▶ [Exercise data]
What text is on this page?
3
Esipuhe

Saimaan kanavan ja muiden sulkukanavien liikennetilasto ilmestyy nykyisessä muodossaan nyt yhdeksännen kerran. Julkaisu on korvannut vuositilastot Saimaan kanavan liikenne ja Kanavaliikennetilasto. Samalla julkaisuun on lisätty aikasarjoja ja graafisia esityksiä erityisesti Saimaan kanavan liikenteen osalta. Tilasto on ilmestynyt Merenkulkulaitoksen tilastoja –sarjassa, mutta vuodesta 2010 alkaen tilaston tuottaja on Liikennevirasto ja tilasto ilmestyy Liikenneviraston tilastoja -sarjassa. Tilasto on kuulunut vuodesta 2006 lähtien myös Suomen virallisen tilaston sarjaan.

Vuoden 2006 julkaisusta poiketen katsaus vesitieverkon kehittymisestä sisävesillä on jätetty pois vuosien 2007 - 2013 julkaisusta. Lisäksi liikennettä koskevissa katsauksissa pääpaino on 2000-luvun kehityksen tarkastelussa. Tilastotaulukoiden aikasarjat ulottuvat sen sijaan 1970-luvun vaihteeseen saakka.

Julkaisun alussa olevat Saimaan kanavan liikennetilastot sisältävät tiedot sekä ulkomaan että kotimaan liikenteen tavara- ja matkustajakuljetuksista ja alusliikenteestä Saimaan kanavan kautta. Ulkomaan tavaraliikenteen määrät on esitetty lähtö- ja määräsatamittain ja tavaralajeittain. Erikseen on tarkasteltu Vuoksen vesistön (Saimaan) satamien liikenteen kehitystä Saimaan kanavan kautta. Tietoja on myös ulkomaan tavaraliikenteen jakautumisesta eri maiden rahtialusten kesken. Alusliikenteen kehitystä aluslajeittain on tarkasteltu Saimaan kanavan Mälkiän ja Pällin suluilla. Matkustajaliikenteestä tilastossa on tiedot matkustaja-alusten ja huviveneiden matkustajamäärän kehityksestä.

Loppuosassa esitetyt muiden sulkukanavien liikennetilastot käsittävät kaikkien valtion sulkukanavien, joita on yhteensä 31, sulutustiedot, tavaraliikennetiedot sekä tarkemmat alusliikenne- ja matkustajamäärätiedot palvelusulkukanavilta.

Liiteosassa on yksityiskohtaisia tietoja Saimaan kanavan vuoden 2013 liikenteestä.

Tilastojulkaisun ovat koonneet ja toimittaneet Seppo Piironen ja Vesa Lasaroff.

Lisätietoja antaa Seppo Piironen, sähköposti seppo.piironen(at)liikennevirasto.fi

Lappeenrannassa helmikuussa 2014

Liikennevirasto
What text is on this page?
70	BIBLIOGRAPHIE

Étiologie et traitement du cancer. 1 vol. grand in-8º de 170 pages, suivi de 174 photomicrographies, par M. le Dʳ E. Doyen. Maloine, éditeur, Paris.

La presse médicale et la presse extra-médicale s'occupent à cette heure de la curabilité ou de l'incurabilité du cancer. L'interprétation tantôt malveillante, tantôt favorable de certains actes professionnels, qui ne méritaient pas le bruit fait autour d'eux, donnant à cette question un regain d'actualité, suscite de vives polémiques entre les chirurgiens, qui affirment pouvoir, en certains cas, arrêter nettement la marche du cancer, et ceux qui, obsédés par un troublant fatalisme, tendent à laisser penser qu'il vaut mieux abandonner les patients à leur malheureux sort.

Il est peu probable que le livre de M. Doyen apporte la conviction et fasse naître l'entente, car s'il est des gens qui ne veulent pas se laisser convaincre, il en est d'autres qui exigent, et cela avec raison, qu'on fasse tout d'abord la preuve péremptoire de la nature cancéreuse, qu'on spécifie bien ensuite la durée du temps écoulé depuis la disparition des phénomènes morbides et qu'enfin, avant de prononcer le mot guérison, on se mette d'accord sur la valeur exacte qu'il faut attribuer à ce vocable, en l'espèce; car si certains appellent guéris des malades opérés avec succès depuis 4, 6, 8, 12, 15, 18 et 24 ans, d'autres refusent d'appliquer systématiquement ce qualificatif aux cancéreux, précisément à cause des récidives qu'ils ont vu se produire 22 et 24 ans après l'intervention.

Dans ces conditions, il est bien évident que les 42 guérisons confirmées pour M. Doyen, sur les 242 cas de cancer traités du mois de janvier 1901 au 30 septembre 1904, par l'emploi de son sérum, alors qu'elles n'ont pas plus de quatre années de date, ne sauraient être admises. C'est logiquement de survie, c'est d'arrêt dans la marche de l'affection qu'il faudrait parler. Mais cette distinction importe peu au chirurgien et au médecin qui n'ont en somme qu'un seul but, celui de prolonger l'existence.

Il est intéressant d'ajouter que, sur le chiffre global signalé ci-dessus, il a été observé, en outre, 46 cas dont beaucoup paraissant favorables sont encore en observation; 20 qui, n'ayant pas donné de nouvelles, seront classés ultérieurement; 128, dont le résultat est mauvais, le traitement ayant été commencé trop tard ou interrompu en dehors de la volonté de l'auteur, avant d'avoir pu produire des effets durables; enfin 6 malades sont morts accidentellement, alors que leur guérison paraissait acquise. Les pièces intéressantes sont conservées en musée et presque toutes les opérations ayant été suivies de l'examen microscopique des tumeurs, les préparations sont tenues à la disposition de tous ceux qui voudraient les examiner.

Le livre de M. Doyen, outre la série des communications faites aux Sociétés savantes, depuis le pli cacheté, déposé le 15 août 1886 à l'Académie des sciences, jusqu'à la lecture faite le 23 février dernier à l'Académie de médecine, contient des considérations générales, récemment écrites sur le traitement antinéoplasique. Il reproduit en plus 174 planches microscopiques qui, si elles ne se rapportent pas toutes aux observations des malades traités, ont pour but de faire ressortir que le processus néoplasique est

▶ [Required action] The response must be an exact reproduction of all the entries.

▶ [Answer area]
What text is on this page?
3
Esipuhe

Saimaan kanavan ja muiden sulkukanavien liikennetilasto ilmestyy nykyisessä muodossaan nyt yhdeksännen kerran. Julkaisu on korvannut vuositilastot Saimaan kanavan liikenne ja Kanavaliikennetilasto. Samalla julkaisuun on lisätty aikasarjoja ja graafisia esityksiä erityisesti Saimaan kanavan liikenteen osalta. Tilasto on ilmestynyt Merenkulkulaitoksen tilastoja –sarjassa, mutta vuodesta 2010 alkaen tilaston tuottaja on Liikennevirasto ja tilasto ilmestyy Liikenneviraston tilastoja -sarjassa. Tilasto on kuulunut vuodesta 2006 lähtien myös Suomen virallisen tilaston sarjaan.

Vuoden 2006 julkaisusta poiketen katsaus vesitieverkon kehittymisestä sisävesillä on jätetty pois vuosien 2007 - 2013 julkaisusta. Lisäksi liikennettä koskevissa katsauksissa pääpaino on 2000-luvun kehityksen tarkastelussa. Tilastotaulukoiden aikasarjat ulottuvat sen sijaan 1970-luvun vaihteeseen saakka.

Julkaisun alussa olevat Saimaan kanavan liikennetilastot sisältävät tiedot sekä ulkomaan että kotimaan liikenteen tavara- ja matkustajakuljetuksista ja alusliikenteestä Saimaan kanavan kautta. Ulkomaan tavaraliikenteen määrät on esitetty lähtö- ja määräsatamittain ja tavaralajeittain. Erikseen on tarkasteltu Vuoksen vesistön (Saimaan) satamien liikenteen kehitystä Saimaan kanavan kautta. Tietoja on myös ulkomaan tavaraliikenteen jakautumisesta eri maiden rahtialusten kesken. Alusliikenteen kehitystä aluslajeittain on tarkasteltu Saimaan kanavan Mälkiän ja Pällin suluilla. Matkustajaliikenteestä tilastossa on tiedot matkustaja-alusten ja huviveneiden matkustajamäärän kehityksestä.

Loppuosassa esitetyt muiden sulkukanavien liikennetilastot käsittävät kaikkien valtion sulkukanavien, joita on yhteensä 31, sulutustiedot, tavaraliikennetiedot sekä tarkemmat alusliikenne- ja matkustajamäärätiedot palvelusulkukanavilta.

Liiteosassa on yksityiskohtaisia tietoja Saimaan kanavan vuoden 2013 liikenteestä.

Tilastojulkaisun ovat koonneet ja toimittaneet Seppo Piironen ja Vesa Lasaroff.

Lisätietoja antaa Seppo Piironen, sähköposti seppo.piironen(at)liikennevirasto.fi

Lappeenrannassa helmikuussa 2014

Liikennevirasto
What text is on this page?
70	BIBLIOGRAPHIE

Étiologie et traitement du cancer. 1 vol. grand in-8º de 170 pages, suivi de 174 photomicrographies, par M. le Dʳ E. Doyen. Maloine, éditeur, Paris.

La presse médicale et la presse extra-médicale s'occupent à cette heure de la curabilité ou de l'incurabilité du cancer. L'interprétation tantôt malveillante, tantôt favorable de certains actes professionnels, qui ne méritaient pas le bruit fait autour d'eux, donnant à cette question un regain d'actualité, suscite de vives polémiques entre les chirurgiens, qui affirment pouvoir, en certains cas, arrêter nettement la marche du cancer, et ceux qui, obsédés par un troublant fatalisme, tendent à laisser penser qu'il vaut mieux abandonner les patients à leur malheureux sort.

Il est peu probable que le livre de M. Doyen apporte la conviction et fasse naître l'entente, car s'il est des gens qui ne veulent pas se laisser convaincre, il en est d'autres qui exigent, et cela avec raison, qu'on fasse tout d'abord la preuve péremptoire de la nature cancéreuse, qu'on spécifie bien ensuite la durée du temps écoulé depuis la disparition des phénomènes morbides et qu'enfin, avant de prononcer le mot guérison, on se mette d'accord sur la valeur exacte qu'il faut attribuer à ce vocable, en l'espèce; car si certains appellent guéris des malades opérés avec succès depuis 4, 6, 8, 12, 15, 18 et 24 ans, d'autres refusent d'appliquer systématiquement ce qualificatif aux cancéreux, précisément à cause des récidives qu'ils ont vu se produire 22 et 24 ans après l'intervention.

Dans ces conditions, il est bien évident que les 42 guérisons confirmées pour M. Doyen, sur les 242 cas de cancer traités du mois de janvier 1901 au 30 septembre 1904, par l'emploi de son sérum, alors qu'elles n'ont pas plus de quatre années de date, ne sauraient être admises. C'est logiquement de survie, c'est d'arrêt dans la marche de l'affection qu'il faudrait parler. Mais cette distinction importe peu au chirurgien et au médecin qui n'ont en somme qu'un seul but, celui de prolonger l'existence.

Il est intéressant d'ajouter que, sur le chiffre global signalé ci-dessus, il a été observé, en outre, 46 cas dont beaucoup paraissant favorables sont encore en observation; 20 qui, n'ayant pas donné de nouvelles, seront classés ultérieurement; 128, dont le résultat est mauvais, le traitement ayant été commencé trop tard ou interrompu en dehors de la volonté de l'auteur, avant d'avoir pu produire des effets durables; enfin 6 malades sont morts accidentellement, alors que leur guérison paraissait acquise. Les pièces intéressantes sont conservées en musée et presque toutes les opérations ayant été suivies de l'examen microscopique des tumeurs, les préparations sont tenues à la disposition de tous ceux qui voudraient les examiner.

Le livre de M. Doyen, outre la série des communications faites aux Sociétés savantes, depuis le pli cacheté, déposé le 15 août 1886 à l'Académie des sciences, jusqu'à la lecture faite le 23 février dernier à l'Académie de médecine, contient des considérations générales, récemment écrites sur le traitement antinéoplasique. Il reproduit en plus 174 planches microscopiques qui, si elles ne se rapportent pas toutes aux observations des malades traités, ont pour but de faire ressortir que le processus néoplasique est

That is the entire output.